*GIVEN EXERCISE*. Gather the lines below that include the string "Acte", copying each in full.

*LISTED ENTRIES*.
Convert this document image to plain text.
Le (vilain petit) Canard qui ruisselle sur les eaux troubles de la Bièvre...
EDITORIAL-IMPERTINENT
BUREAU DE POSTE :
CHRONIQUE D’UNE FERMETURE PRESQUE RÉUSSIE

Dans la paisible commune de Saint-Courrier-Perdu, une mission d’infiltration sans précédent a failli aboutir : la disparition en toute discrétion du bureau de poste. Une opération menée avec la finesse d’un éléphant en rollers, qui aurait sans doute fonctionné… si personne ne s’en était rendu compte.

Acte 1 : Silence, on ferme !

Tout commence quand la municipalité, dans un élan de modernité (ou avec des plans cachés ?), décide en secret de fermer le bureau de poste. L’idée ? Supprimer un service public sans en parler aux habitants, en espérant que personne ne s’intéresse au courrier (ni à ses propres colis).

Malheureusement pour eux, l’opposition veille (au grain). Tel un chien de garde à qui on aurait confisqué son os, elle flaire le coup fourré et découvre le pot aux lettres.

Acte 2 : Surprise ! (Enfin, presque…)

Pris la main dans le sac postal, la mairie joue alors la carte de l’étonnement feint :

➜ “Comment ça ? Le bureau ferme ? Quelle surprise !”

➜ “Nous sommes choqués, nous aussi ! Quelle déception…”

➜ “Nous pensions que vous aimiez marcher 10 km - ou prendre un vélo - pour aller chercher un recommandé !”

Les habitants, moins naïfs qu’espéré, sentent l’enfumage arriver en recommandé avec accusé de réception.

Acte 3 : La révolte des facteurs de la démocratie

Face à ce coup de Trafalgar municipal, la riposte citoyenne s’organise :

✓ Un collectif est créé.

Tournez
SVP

*THE RESULT*.
Acte 1 : Silence, on ferme !
Acte 2 : Surprise ! (Enfin, presque…)
Acte 3 : La révolte des facteurs de la démocratie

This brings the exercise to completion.